[Stored records]
━━━━━━━━━━━━━━━━━━━━

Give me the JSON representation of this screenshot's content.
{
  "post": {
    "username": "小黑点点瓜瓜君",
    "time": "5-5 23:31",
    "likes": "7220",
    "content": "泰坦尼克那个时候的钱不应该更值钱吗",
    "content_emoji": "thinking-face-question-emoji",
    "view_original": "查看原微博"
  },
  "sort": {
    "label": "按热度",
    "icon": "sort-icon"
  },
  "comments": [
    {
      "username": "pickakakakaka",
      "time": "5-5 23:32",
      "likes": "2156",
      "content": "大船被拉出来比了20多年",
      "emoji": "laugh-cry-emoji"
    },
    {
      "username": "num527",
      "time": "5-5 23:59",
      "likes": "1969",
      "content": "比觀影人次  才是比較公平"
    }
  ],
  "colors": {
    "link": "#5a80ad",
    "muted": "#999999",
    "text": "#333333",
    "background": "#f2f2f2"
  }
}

━━━━━━━━━━━━━━━━━━━━

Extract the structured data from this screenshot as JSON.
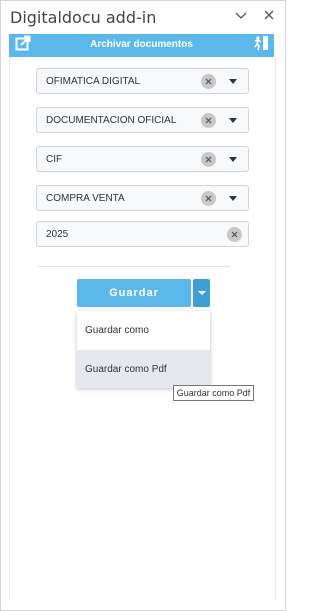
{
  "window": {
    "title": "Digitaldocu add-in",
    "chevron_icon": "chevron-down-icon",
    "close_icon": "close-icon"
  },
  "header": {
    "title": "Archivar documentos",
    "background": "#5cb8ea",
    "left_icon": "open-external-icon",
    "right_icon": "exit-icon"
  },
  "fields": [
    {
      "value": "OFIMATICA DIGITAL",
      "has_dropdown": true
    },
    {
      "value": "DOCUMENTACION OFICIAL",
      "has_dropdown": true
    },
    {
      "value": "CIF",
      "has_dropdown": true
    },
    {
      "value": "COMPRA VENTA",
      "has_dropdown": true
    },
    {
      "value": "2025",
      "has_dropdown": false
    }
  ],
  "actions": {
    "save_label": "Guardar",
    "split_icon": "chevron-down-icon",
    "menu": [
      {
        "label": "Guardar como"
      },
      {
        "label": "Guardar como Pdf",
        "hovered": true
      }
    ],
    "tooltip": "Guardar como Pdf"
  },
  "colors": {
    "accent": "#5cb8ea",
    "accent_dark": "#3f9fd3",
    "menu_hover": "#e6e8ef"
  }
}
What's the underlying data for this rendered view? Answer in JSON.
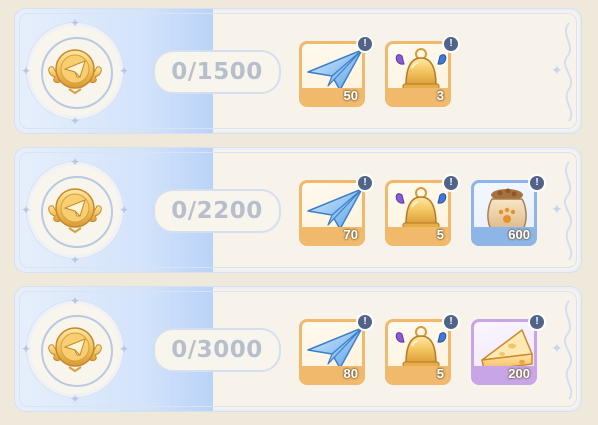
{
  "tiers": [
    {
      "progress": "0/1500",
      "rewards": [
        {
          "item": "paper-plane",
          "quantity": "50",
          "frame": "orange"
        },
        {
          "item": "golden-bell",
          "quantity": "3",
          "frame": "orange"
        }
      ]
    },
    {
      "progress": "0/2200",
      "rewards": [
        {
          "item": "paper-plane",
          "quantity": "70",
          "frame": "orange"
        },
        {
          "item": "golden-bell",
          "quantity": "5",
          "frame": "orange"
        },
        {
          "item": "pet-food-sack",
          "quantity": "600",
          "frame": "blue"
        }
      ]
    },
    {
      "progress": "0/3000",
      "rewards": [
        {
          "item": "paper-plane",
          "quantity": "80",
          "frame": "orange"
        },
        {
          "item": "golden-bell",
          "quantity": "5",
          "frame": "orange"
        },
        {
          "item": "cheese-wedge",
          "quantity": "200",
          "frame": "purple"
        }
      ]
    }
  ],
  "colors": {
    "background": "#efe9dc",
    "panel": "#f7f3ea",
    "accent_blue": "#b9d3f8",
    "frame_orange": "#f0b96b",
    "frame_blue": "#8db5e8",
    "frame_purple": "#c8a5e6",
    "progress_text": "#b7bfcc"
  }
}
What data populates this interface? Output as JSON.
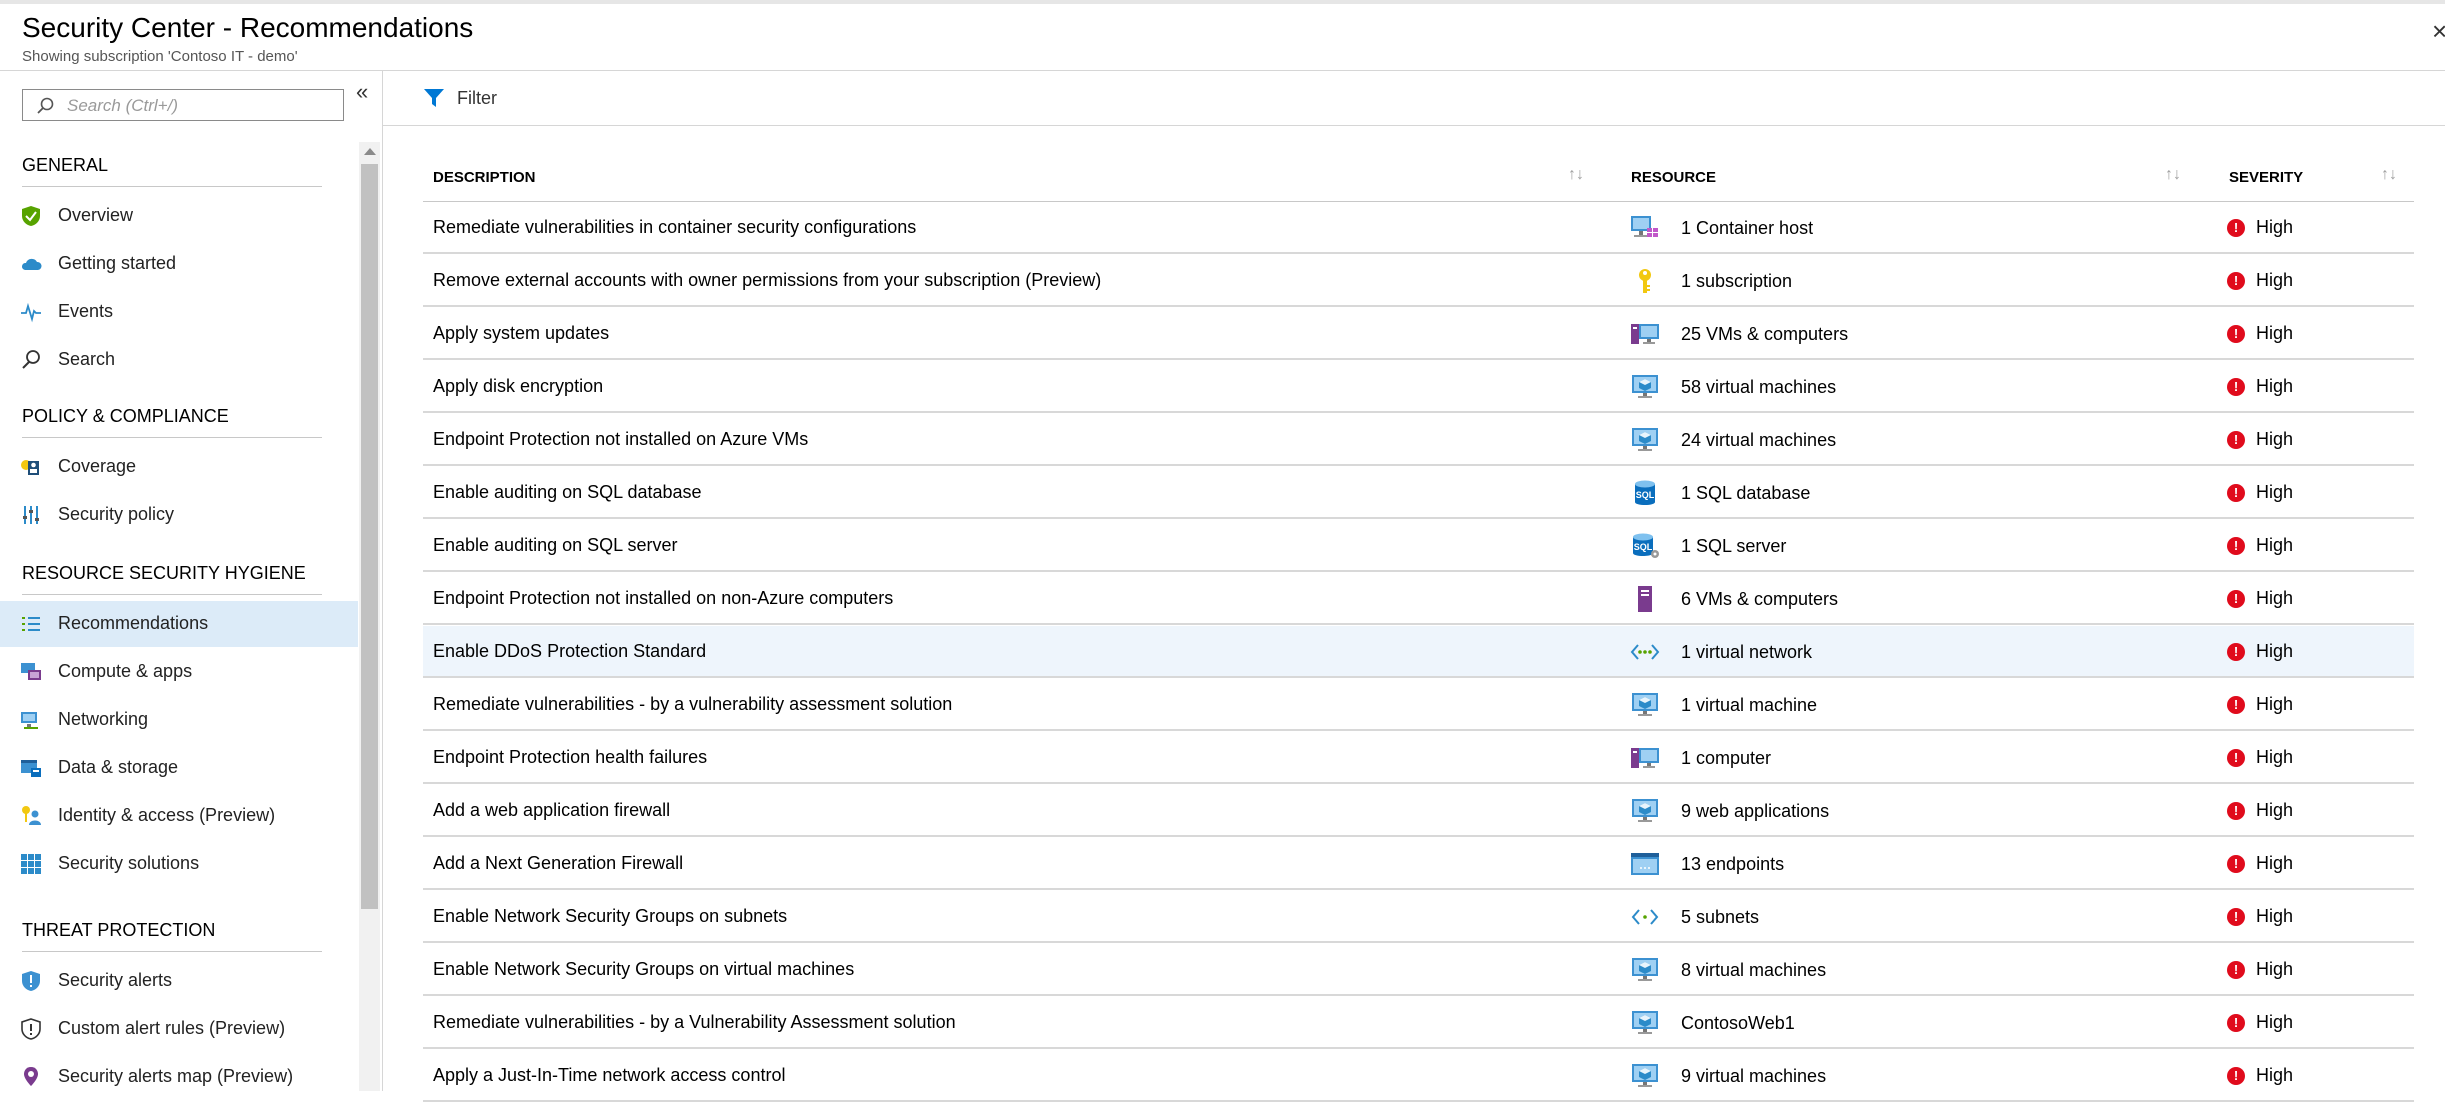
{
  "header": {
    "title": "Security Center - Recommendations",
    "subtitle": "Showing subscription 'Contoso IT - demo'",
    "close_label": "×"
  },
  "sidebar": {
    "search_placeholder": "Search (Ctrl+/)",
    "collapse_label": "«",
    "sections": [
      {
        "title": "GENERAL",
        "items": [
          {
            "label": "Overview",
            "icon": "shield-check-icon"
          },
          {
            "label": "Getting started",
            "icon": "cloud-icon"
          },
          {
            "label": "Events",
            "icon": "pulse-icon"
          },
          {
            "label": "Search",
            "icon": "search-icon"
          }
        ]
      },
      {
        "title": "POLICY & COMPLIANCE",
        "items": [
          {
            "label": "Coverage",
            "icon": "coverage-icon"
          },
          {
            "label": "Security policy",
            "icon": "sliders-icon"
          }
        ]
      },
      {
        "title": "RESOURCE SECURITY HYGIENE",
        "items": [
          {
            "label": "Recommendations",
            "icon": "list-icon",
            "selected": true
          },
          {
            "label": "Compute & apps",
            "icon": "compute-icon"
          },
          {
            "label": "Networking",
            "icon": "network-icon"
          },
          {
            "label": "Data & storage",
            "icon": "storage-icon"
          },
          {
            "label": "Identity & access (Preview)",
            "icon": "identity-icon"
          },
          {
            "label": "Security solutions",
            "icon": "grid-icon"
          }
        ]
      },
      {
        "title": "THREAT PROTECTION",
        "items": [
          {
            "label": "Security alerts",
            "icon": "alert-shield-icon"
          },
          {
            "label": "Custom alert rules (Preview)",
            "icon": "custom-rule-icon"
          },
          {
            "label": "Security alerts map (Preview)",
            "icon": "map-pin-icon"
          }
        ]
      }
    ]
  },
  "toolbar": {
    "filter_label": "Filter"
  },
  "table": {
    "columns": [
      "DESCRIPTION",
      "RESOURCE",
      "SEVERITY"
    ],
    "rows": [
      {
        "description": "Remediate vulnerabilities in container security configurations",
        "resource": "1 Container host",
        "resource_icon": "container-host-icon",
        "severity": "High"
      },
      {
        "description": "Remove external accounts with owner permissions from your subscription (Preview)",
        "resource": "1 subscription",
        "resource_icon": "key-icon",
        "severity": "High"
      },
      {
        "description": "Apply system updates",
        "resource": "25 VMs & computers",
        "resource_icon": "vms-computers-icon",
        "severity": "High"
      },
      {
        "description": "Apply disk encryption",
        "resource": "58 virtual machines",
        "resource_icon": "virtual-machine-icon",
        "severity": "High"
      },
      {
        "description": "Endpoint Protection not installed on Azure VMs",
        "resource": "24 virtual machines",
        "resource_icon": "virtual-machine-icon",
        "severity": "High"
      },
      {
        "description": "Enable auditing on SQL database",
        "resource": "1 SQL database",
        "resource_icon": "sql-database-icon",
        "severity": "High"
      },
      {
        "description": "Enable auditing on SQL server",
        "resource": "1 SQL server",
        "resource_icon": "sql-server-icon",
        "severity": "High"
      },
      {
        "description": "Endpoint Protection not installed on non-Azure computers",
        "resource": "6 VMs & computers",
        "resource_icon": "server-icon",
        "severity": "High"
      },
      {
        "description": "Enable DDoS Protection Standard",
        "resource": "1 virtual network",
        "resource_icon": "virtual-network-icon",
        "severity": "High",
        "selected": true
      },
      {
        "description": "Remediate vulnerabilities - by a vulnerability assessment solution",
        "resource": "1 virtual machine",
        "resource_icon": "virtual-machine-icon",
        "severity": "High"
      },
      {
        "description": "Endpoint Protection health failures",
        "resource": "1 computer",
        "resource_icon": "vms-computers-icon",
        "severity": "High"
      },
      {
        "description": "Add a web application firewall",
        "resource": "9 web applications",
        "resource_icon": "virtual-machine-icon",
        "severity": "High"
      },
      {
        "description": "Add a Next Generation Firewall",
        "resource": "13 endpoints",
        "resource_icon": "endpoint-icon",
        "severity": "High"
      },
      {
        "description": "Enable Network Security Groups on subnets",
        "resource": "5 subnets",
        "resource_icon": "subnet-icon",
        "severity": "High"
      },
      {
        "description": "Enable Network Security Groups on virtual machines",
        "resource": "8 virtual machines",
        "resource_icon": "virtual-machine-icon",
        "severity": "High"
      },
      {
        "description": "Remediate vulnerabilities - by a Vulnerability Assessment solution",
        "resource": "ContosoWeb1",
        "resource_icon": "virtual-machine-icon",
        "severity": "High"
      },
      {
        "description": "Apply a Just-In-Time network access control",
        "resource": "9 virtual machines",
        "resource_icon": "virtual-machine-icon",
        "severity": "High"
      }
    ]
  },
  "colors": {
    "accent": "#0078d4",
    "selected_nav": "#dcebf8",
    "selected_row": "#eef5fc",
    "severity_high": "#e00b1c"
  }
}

━━━━━━━━━━━━━━━━━━━━

Set exercise: Which lines contain the word "installed"? Return each of them.

Output below:
        "description": "Endpoint Protection not installed on Azure VMs",
        "description": "Endpoint Protection not installed on non-Azure computers",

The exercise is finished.